:: DATA SUPPLIED ::

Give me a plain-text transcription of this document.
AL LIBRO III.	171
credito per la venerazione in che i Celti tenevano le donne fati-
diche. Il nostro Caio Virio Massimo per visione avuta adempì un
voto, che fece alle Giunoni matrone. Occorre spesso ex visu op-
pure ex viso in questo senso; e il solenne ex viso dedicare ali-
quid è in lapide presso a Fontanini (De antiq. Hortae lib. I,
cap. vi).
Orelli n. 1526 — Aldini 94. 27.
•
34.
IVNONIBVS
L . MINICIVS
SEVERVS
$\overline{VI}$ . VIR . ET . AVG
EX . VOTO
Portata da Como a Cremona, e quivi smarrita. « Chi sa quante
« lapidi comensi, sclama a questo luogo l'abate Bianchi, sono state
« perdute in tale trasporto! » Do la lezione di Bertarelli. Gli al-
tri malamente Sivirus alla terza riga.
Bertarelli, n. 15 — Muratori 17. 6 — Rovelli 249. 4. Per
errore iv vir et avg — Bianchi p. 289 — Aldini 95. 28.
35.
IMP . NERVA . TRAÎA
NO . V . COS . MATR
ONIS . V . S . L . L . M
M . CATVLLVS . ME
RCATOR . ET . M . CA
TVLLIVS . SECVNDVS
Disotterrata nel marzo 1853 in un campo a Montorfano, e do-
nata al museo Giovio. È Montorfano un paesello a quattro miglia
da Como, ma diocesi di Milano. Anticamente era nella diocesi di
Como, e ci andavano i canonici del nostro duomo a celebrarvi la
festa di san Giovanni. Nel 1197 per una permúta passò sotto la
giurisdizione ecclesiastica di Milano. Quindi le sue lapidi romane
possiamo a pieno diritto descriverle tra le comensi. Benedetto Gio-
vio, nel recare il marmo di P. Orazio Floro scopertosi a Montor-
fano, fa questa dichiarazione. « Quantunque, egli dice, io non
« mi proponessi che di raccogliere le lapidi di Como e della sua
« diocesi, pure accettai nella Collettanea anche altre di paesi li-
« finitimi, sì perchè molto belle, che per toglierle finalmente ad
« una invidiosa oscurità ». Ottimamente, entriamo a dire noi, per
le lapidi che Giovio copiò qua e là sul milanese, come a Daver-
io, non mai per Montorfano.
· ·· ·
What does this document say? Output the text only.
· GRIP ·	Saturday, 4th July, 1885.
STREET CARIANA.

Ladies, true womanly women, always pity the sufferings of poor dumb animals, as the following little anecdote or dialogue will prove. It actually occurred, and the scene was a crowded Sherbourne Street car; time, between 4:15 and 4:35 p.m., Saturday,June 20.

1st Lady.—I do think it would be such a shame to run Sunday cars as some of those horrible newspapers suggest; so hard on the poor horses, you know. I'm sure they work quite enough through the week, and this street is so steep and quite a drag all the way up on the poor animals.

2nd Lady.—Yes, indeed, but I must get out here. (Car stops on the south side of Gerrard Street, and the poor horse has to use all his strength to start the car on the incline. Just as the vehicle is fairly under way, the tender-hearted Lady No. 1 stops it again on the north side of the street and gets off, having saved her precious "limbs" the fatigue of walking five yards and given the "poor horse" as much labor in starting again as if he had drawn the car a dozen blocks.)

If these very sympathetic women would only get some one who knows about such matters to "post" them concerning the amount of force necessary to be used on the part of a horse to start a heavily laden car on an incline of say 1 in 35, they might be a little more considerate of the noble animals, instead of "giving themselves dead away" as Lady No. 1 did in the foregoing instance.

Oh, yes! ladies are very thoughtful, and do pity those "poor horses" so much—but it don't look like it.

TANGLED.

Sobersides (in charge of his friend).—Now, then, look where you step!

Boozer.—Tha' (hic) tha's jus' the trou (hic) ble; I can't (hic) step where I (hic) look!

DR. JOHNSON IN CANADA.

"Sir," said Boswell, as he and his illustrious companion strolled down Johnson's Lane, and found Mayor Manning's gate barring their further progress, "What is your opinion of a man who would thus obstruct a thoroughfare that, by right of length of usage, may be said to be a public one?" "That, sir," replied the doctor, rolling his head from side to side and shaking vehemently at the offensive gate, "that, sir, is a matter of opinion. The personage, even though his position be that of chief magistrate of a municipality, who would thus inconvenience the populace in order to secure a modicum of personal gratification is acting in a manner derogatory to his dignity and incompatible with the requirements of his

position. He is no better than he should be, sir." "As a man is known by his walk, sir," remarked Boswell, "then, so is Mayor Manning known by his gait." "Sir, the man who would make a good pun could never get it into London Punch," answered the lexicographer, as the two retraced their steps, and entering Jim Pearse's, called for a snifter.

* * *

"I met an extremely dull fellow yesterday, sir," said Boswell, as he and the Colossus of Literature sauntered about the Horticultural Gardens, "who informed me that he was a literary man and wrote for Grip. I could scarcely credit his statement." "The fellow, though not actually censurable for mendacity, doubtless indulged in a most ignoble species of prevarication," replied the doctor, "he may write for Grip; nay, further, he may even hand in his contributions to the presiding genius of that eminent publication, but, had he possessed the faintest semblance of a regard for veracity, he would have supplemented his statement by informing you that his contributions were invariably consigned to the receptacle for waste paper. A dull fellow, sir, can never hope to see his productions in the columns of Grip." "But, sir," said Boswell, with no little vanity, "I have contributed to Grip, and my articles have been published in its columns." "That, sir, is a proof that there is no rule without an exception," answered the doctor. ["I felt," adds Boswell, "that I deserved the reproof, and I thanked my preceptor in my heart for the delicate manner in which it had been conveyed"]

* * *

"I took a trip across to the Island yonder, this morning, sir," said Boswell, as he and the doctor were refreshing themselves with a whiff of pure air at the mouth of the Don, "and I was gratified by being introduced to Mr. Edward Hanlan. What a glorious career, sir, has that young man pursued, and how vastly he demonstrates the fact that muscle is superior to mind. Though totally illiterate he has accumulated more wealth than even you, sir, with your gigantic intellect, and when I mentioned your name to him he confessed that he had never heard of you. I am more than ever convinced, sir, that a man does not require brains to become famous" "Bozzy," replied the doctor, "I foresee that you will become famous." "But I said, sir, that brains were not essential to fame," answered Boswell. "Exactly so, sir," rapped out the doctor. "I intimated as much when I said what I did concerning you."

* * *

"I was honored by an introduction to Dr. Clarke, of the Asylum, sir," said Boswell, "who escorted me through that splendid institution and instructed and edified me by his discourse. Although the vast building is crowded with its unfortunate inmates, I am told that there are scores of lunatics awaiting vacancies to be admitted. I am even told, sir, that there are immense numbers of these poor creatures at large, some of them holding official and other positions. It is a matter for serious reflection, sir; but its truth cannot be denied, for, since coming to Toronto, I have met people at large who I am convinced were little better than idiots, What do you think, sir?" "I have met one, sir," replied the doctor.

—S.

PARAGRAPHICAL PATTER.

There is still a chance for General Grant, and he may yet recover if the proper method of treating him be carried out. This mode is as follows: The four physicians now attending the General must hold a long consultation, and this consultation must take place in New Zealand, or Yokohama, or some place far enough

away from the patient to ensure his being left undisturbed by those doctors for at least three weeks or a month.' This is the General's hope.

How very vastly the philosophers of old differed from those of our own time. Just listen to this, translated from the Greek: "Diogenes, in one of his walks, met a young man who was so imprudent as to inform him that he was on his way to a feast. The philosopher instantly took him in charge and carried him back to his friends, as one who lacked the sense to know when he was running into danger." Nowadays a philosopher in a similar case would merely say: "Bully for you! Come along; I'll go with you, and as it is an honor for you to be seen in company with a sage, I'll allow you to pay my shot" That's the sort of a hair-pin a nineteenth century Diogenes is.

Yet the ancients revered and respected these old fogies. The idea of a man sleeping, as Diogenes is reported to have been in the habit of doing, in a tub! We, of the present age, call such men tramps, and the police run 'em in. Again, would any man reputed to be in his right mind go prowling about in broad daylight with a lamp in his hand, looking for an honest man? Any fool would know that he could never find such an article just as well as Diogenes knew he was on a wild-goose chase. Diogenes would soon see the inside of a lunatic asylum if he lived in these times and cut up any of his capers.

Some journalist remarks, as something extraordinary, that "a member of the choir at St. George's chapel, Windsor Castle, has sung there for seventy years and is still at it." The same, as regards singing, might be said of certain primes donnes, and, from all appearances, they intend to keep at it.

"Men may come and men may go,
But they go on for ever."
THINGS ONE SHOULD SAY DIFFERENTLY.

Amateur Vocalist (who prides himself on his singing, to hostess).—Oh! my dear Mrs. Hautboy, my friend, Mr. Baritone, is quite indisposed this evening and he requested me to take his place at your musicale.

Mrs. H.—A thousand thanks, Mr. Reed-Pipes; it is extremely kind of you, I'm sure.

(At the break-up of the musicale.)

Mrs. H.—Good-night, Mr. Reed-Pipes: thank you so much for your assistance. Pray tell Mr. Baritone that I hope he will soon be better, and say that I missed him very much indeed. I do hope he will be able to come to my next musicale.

:::

WHAT TO PRODUCE:
Work out how many lines of the material contain the string "enough"; nothing except that figure should be given.

WRITTEN ANSWER:
2